Without skipping anything, write out each record below exactly.

-- START PROVIDED DATA --

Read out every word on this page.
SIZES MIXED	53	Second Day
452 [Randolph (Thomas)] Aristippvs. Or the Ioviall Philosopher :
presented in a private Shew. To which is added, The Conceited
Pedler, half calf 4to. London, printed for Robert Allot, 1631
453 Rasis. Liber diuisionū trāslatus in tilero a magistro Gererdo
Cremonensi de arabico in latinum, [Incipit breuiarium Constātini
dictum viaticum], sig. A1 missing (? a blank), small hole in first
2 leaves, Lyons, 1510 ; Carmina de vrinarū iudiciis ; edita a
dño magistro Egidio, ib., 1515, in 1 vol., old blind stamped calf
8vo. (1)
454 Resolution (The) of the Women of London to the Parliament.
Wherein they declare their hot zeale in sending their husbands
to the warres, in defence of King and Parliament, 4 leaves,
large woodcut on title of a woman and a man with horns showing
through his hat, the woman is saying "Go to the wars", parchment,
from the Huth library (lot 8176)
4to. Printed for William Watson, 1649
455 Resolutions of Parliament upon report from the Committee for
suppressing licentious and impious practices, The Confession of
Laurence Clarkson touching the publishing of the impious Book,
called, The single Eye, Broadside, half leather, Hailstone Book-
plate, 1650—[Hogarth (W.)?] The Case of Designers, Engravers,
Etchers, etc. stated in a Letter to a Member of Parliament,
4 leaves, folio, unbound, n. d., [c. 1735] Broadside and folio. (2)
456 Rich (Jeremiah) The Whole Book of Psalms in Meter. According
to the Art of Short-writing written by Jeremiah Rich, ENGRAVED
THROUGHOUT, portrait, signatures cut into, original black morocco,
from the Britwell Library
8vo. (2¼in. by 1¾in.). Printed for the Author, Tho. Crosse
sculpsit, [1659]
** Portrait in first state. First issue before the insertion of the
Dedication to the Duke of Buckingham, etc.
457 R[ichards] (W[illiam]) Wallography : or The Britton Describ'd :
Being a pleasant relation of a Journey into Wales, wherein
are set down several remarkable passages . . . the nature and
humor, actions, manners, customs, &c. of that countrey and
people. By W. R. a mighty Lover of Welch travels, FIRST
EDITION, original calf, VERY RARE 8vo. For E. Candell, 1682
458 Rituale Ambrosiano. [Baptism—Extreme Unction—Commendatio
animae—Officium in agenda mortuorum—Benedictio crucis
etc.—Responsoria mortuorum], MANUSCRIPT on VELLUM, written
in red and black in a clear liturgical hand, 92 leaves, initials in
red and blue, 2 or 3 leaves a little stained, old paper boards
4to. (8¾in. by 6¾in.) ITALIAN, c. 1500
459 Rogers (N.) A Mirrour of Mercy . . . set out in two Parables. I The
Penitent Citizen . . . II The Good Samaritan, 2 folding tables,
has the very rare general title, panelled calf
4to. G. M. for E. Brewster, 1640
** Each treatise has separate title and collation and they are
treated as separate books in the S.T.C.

-- END PROVIDED DATA --

**THE RESULT:**
Read out every word on this page.
SIZES MIXED	53	Second Day
452 [Randolph (Thomas)] Aristippvs. Or the Ioviall Philosopher :
presented in a private Shew. To which is added, The Conceited
Pedler, half calf 4to. London, printed for Robert Allot, 1631
453 Rasis. Liber diuisionū trāslatus in tilero a magistro Gererdo
Cremonensi de arabico in latinum, [Incipit breuiarium Constātini
dictum viaticum], sig. A1 missing (? a blank), small hole in first
2 leaves, Lyons, 1510 ; Carmina de vrinarū iudiciis ; edita a
dño magistro Egidio, ib., 1515, in 1 vol., old blind stamped calf
8vo. (1)
454 Resolution (The) of the Women of London to the Parliament.
Wherein they declare their hot zeale in sending their husbands
to the warres, in defence of King and Parliament, 4 leaves,
large woodcut on title of a woman and a man with horns showing
through his hat, the woman is saying "Go to the wars", parchment,
from the Huth library (lot 8176)
4to. Printed for William Watson, 1649
455 Resolutions of Parliament upon report from the Committee for
suppressing licentious and impious practices, The Confession of
Laurence Clarkson touching the publishing of the impious Book,
called, The single Eye, Broadside, half leather, Hailstone Book-
plate, 1650—[Hogarth (W.)?] The Case of Designers, Engravers,
Etchers, etc. stated in a Letter to a Member of Parliament,
4 leaves, folio, unbound, n. d., [c. 1735] Broadside and folio. (2)
456 Rich (Jeremiah) The Whole Book of Psalms in Meter. According
to the Art of Short-writing written by Jeremiah Rich, ENGRAVED
THROUGHOUT, portrait, signatures cut into, original black morocco,
from the Britwell Library
8vo. (2¼in. by 1¾in.). Printed for the Author, Tho. Crosse
sculpsit, [1659]
** Portrait in first state. First issue before the insertion of the
Dedication to the Duke of Buckingham, etc.
457 R[ichards] (W[illiam]) Wallography : or The Britton Describ'd :
Being a pleasant relation of a Journey into Wales, wherein
are set down several remarkable passages . . . the nature and
humor, actions, manners, customs, &c. of that countrey and
people. By W. R. a mighty Lover of Welch travels, FIRST
EDITION, original calf, VERY RARE 8vo. For E. Candell, 1682
458 Rituale Ambrosiano. [Baptism—Extreme Unction—Commendatio
animae—Officium in agenda mortuorum—Benedictio crucis
etc.—Responsoria mortuorum], MANUSCRIPT on VELLUM, written
in red and black in a clear liturgical hand, 92 leaves, initials in
red and blue, 2 or 3 leaves a little stained, old paper boards
4to. (8¾in. by 6¾in.) ITALIAN, c. 1500
459 Rogers (N.) A Mirrour of Mercy . . . set out in two Parables. I The
Penitent Citizen . . . II The Good Samaritan, 2 folding tables,
has the very rare general title, panelled calf
4to. G. M. for E. Brewster, 1640
** Each treatise has separate title and collation and they are
treated as separate books in the S.T.C.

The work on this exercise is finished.